Task → Identify and reproduce every line holding the string "постановлением".

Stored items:

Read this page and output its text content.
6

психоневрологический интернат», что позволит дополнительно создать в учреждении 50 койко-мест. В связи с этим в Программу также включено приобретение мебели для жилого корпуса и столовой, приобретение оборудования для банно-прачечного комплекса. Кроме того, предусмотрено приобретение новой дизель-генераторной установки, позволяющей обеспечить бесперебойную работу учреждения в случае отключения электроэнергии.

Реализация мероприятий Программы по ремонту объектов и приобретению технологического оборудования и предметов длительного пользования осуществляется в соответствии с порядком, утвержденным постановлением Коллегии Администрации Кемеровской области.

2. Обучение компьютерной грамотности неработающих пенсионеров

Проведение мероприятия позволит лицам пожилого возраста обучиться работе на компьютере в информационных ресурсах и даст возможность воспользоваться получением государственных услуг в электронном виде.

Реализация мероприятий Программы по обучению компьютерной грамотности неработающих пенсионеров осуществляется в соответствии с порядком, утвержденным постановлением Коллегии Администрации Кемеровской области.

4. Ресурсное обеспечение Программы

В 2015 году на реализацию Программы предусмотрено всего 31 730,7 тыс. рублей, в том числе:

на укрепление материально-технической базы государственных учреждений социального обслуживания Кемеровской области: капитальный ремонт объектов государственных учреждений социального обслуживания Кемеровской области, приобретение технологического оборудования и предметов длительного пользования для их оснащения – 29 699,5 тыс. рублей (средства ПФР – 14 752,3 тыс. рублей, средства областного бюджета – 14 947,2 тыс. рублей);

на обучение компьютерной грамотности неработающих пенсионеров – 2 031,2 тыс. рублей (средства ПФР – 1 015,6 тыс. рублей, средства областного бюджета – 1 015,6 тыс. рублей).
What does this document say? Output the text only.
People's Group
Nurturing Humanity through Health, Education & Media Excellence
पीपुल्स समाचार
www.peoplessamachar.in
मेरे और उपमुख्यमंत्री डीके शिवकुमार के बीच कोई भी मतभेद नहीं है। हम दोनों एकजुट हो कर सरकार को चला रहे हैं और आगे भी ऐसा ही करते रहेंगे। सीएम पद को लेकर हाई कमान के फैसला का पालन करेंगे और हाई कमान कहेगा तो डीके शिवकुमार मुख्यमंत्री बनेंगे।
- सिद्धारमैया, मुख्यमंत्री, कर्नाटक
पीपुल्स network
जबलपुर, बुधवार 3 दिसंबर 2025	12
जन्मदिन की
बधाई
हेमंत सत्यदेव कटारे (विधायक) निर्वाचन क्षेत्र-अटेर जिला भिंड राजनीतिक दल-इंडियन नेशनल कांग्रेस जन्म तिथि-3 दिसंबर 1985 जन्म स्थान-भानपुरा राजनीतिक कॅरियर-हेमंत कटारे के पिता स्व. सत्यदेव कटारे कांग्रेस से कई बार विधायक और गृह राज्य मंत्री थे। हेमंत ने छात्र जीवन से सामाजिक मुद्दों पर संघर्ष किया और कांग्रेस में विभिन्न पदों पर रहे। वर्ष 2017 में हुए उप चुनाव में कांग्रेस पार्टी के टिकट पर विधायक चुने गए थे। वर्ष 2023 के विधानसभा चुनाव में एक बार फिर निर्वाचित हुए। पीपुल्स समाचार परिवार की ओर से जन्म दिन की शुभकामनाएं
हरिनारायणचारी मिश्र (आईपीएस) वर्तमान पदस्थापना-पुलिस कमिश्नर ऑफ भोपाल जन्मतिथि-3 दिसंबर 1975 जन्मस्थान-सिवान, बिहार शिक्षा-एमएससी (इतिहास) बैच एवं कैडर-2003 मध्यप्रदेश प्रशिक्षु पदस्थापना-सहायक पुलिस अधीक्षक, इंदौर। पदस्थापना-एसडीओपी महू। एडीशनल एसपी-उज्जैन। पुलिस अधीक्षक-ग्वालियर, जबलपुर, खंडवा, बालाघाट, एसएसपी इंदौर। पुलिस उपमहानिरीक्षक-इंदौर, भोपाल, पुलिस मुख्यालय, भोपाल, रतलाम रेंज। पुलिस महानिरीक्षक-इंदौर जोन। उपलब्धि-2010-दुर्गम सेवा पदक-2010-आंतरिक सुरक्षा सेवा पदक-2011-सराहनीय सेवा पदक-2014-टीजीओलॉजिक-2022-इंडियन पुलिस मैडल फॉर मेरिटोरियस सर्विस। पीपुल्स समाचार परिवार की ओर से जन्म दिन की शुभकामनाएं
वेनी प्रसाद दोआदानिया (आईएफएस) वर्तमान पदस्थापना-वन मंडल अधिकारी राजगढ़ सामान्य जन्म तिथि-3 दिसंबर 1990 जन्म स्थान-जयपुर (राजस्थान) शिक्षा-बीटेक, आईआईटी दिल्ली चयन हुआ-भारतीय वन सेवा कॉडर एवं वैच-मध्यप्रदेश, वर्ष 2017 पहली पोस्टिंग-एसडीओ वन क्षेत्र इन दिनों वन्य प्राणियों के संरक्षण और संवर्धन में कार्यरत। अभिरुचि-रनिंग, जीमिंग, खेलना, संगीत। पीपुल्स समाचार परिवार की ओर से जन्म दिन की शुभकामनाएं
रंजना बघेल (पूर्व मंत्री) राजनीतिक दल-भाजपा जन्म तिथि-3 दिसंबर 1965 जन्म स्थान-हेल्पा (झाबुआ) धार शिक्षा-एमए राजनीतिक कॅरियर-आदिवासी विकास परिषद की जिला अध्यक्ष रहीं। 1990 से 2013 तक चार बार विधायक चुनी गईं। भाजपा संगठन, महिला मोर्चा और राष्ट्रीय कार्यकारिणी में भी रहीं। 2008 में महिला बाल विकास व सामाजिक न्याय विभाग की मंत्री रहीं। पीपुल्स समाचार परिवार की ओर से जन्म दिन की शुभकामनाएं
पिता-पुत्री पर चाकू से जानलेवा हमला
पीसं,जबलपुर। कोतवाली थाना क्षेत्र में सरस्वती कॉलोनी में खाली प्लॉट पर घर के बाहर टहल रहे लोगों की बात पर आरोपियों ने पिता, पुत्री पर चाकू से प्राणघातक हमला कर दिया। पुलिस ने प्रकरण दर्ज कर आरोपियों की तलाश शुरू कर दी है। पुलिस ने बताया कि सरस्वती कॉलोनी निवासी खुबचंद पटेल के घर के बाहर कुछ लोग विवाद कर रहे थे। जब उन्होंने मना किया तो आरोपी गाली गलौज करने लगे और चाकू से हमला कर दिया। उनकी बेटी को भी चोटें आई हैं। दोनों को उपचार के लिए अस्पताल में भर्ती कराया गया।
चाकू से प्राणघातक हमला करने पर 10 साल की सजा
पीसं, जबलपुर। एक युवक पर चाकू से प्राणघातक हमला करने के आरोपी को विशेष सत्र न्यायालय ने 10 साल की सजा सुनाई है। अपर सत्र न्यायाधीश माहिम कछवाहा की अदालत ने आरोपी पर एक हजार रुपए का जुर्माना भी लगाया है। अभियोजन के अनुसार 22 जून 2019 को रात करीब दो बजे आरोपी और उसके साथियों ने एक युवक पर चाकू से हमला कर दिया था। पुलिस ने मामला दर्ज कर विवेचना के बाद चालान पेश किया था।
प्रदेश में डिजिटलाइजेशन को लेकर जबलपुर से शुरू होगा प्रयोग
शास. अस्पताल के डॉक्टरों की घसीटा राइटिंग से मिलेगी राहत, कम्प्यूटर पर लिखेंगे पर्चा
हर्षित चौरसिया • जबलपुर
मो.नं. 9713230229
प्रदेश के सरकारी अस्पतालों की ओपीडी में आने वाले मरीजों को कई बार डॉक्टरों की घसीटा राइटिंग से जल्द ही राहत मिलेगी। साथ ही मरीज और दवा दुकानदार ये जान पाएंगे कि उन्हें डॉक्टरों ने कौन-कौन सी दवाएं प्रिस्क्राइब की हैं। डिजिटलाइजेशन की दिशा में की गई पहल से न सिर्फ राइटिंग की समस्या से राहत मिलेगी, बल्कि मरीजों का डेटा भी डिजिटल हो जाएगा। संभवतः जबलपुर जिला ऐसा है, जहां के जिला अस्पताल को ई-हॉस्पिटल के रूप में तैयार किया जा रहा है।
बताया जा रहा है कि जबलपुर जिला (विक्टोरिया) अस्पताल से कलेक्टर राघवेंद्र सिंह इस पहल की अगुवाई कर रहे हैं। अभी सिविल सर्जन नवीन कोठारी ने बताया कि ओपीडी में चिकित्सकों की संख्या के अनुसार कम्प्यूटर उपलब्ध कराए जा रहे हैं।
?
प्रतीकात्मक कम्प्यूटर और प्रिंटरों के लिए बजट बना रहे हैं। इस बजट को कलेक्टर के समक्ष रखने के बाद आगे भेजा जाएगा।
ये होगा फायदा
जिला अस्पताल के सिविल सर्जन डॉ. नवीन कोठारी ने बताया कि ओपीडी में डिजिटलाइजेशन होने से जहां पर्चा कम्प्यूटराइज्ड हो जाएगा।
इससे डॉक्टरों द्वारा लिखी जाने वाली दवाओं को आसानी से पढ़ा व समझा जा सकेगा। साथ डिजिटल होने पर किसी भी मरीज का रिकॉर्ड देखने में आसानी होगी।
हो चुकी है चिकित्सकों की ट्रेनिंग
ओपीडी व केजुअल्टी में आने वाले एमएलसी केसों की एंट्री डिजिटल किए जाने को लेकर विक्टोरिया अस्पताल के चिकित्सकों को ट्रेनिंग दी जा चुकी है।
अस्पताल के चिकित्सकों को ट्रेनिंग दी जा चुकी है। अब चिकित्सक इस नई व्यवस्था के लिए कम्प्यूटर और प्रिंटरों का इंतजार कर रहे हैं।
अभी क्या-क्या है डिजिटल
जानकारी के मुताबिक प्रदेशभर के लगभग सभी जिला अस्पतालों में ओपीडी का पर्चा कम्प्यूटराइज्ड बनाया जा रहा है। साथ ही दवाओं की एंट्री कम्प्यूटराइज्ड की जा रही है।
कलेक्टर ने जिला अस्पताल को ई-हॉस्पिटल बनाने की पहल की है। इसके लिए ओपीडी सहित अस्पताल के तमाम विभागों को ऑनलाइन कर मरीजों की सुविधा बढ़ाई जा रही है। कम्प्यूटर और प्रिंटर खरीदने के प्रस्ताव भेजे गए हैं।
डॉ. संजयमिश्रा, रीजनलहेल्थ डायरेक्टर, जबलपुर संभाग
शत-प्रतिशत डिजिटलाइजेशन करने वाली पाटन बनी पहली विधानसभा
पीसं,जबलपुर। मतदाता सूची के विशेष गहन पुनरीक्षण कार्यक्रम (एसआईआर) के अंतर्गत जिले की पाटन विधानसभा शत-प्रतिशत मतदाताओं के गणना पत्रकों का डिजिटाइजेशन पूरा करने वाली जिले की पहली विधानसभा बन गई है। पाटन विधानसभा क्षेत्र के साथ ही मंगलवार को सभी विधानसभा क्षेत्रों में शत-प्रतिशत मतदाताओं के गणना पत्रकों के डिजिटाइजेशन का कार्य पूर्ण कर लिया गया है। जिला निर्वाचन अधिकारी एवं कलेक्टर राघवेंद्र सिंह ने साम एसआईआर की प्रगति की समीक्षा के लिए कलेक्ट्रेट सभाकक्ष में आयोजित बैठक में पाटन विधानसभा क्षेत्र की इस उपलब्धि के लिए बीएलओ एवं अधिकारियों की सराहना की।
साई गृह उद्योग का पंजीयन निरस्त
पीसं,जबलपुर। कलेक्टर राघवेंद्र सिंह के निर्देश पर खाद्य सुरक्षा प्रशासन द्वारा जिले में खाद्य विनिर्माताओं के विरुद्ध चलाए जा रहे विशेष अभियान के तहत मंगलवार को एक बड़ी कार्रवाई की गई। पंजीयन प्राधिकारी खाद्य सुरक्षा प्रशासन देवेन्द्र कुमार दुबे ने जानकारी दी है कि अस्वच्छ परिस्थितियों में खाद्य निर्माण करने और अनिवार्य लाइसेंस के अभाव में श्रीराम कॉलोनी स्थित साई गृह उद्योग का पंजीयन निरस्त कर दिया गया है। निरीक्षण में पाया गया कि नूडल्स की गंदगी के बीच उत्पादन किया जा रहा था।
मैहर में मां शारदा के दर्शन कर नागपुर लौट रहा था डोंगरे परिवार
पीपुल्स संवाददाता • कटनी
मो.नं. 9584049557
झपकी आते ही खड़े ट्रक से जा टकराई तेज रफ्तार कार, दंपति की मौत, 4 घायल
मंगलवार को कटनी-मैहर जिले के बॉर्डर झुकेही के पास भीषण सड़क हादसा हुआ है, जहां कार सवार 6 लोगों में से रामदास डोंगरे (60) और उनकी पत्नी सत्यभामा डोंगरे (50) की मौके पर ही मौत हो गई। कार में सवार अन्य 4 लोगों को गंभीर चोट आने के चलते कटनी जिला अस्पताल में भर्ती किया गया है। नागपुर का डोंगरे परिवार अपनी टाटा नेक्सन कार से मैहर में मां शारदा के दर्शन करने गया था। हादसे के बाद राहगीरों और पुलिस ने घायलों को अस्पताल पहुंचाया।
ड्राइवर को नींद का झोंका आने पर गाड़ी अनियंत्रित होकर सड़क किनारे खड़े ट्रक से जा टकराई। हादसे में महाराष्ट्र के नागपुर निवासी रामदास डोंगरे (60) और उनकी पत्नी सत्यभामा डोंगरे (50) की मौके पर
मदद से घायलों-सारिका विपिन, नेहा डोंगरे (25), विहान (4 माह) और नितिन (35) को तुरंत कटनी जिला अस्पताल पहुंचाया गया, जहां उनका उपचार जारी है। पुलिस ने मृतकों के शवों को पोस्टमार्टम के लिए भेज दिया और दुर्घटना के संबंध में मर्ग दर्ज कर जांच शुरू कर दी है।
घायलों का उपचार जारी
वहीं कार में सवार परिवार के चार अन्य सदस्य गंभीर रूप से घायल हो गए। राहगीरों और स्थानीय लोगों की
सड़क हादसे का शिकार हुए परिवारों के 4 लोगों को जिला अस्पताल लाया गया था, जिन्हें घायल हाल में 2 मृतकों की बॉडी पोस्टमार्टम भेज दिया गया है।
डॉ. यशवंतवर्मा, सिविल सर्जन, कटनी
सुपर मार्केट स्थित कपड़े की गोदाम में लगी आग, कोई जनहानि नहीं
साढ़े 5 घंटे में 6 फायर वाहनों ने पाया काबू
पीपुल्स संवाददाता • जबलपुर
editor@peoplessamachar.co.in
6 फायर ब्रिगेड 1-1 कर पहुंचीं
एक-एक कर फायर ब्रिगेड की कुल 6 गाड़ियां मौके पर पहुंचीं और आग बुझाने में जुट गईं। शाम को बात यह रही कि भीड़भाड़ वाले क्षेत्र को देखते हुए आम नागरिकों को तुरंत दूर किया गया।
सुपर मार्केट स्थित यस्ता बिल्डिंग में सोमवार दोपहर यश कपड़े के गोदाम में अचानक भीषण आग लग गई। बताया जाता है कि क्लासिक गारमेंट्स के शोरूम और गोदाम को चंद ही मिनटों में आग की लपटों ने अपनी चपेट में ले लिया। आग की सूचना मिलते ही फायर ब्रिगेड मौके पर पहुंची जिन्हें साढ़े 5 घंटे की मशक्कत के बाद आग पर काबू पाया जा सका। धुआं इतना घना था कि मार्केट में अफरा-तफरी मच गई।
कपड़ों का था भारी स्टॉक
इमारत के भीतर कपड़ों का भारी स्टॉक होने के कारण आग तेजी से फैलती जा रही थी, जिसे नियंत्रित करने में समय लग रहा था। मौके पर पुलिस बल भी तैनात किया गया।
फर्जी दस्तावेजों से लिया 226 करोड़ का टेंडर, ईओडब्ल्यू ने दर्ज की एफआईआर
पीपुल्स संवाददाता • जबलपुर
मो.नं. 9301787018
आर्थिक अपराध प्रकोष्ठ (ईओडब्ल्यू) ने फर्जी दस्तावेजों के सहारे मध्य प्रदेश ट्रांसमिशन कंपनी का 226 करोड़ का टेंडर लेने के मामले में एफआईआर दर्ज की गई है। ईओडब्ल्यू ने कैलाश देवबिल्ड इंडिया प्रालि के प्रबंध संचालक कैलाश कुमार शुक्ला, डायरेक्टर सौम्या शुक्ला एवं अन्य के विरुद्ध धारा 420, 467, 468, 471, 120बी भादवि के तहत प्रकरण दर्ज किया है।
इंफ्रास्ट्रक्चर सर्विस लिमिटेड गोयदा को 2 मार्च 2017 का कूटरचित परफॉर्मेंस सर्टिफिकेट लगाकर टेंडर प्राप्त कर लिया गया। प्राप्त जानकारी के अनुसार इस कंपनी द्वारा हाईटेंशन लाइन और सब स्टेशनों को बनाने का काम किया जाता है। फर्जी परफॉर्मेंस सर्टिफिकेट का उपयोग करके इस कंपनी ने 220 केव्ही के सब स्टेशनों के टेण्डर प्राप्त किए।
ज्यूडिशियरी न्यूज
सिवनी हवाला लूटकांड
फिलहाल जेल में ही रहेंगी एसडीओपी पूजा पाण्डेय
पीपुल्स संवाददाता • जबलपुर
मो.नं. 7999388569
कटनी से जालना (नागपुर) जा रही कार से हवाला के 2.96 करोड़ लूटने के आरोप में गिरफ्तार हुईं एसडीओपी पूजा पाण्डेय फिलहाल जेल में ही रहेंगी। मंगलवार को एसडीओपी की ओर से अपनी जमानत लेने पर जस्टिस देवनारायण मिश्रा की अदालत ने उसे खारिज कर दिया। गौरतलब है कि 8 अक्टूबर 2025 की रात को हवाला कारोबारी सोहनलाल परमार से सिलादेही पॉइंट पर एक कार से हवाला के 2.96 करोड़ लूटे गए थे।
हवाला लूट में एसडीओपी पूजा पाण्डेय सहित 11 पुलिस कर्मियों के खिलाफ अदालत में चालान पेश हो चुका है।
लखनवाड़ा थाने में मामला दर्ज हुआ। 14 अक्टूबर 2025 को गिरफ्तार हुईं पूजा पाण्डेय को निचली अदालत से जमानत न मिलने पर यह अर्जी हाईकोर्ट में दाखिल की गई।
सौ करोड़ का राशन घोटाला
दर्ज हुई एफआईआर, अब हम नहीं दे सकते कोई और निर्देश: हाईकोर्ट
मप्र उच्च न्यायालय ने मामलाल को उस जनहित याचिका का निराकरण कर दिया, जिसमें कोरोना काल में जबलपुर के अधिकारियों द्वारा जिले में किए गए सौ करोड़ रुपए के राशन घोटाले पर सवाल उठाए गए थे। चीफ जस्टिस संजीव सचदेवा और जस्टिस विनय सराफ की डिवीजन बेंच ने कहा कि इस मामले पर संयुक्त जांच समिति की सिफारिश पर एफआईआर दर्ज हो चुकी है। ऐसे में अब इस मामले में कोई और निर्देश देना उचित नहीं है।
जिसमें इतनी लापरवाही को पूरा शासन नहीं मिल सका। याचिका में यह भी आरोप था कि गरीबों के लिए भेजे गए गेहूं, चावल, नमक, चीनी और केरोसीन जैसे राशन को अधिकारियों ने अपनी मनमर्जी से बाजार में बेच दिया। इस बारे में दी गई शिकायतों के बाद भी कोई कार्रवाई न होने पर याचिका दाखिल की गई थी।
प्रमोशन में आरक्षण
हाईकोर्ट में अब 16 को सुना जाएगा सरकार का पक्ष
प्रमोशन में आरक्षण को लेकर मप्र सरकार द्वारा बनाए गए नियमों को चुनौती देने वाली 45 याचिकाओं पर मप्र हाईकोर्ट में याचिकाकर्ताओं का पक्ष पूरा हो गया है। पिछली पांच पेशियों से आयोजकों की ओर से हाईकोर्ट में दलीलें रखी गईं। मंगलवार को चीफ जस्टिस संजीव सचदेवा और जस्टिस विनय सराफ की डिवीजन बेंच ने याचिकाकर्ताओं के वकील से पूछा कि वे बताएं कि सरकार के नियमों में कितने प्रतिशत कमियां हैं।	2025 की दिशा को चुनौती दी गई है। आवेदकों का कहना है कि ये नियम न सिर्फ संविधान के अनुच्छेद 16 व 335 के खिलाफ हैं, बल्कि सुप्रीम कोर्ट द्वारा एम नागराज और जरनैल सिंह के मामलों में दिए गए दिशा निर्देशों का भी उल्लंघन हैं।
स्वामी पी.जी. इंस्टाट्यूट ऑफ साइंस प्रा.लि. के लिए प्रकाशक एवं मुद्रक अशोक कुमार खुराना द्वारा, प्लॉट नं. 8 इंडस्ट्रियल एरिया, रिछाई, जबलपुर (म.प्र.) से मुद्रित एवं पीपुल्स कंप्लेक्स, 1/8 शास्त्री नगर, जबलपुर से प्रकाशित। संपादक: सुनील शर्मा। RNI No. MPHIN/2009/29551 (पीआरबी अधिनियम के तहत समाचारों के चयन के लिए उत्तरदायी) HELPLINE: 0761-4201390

Response →
Реализация мероприятий Программы по ремонту объектов и приобретению технологического оборудования и предметов длительного пользования осуществляется в соответствии с порядком, утвержденным постановлением Коллегии Администрации Кемеровской области.
Реализация мероприятий Программы по обучению компьютерной грамотности неработающих пенсионеров осуществляется в соответствии с порядком, утвержденным постановлением Коллегии Администрации Кемеровской области.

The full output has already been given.